> **What to produce**: Copy out lines with the word "icon" from the material that follows.

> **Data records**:
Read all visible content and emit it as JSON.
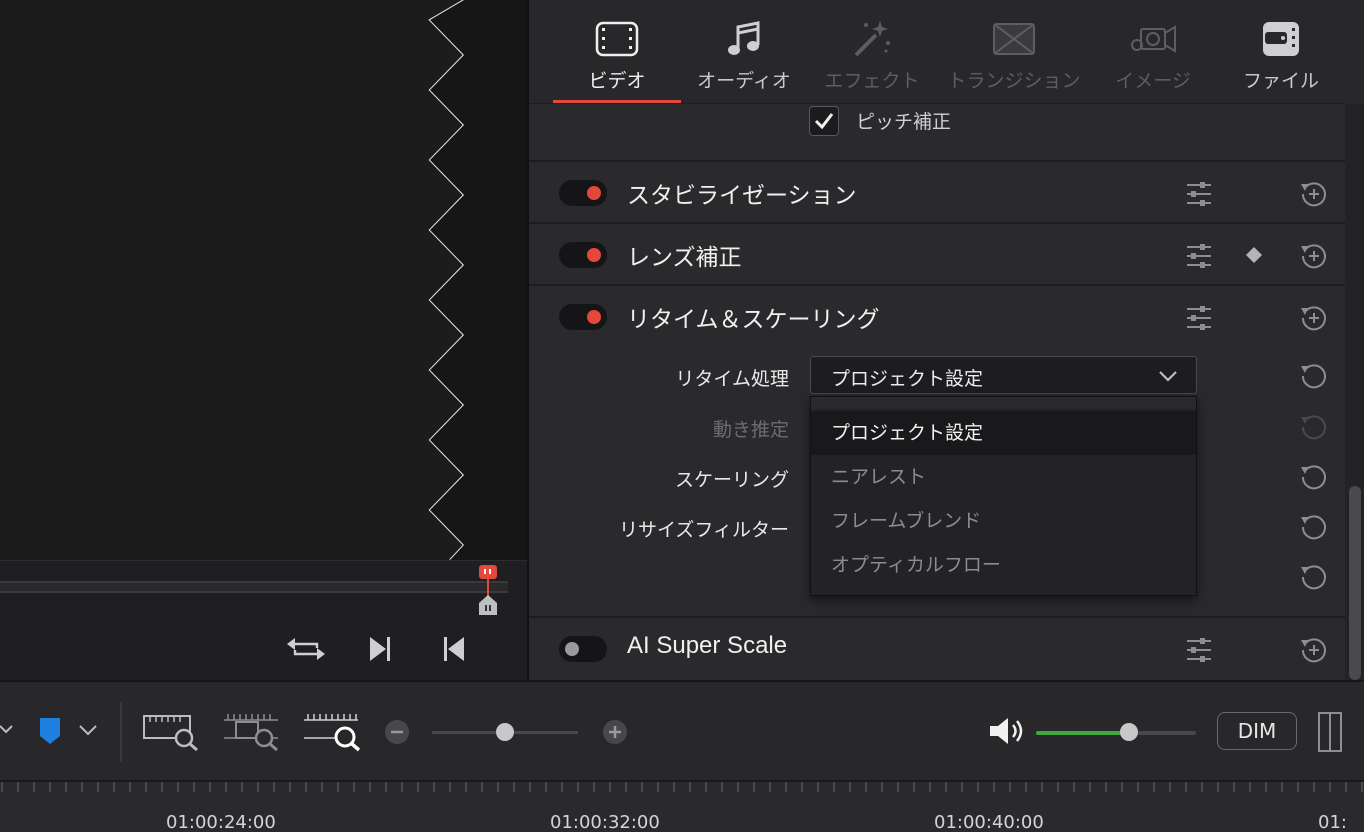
{
  "colors": {
    "accent": "#e4473b",
    "volume_green": "#3ea83a",
    "marker_blue": "#1e7fe0",
    "background": "#28282b"
  },
  "inspector": {
    "tabs": [
      {
        "label": "ビデオ",
        "icon": "film-strip-icon",
        "state": "active"
      },
      {
        "label": "オーディオ",
        "icon": "music-note-icon",
        "state": "enabled"
      },
      {
        "label": "エフェクト",
        "icon": "magic-wand-icon",
        "state": "disabled"
      },
      {
        "label": "トランジション",
        "icon": "transition-icon",
        "state": "disabled"
      },
      {
        "label": "イメージ",
        "icon": "camera-icon",
        "state": "disabled"
      },
      {
        "label": "ファイル",
        "icon": "file-tag-icon",
        "state": "enabled"
      }
    ],
    "pitch_correction": {
      "label": "ピッチ補正",
      "checked": true
    },
    "sections": {
      "stabilization": {
        "title": "スタビライゼーション",
        "enabled": true
      },
      "lens_correction": {
        "title": "レンズ補正",
        "enabled": true
      },
      "retime_scaling": {
        "title": "リタイム＆スケーリング",
        "enabled": true
      },
      "ai_super_scale": {
        "title": "AI Super Scale",
        "enabled": false
      }
    },
    "retime": {
      "process_label": "リタイム処理",
      "process_value": "プロジェクト設定",
      "motion_estimation_label": "動き推定",
      "scaling_label": "スケーリング",
      "resize_filter_label": "リサイズフィルター",
      "options": [
        "プロジェクト設定",
        "ニアレスト",
        "フレームブレンド",
        "オプティカルフロー"
      ]
    }
  },
  "toolbar": {
    "dim_label": "DIM",
    "zoom_level": 0.5,
    "volume_level": 0.58
  },
  "timeline": {
    "timecodes": [
      "01:00:24:00",
      "01:00:32:00",
      "01:00:40:00",
      "01:"
    ]
  }
}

> **Result of this exercise**:
        "icon": "film-strip-icon",
        "icon": "music-note-icon",
        "icon": "magic-wand-icon",
        "icon": "transition-icon",
        "icon": "camera-icon",
        "icon": "file-tag-icon",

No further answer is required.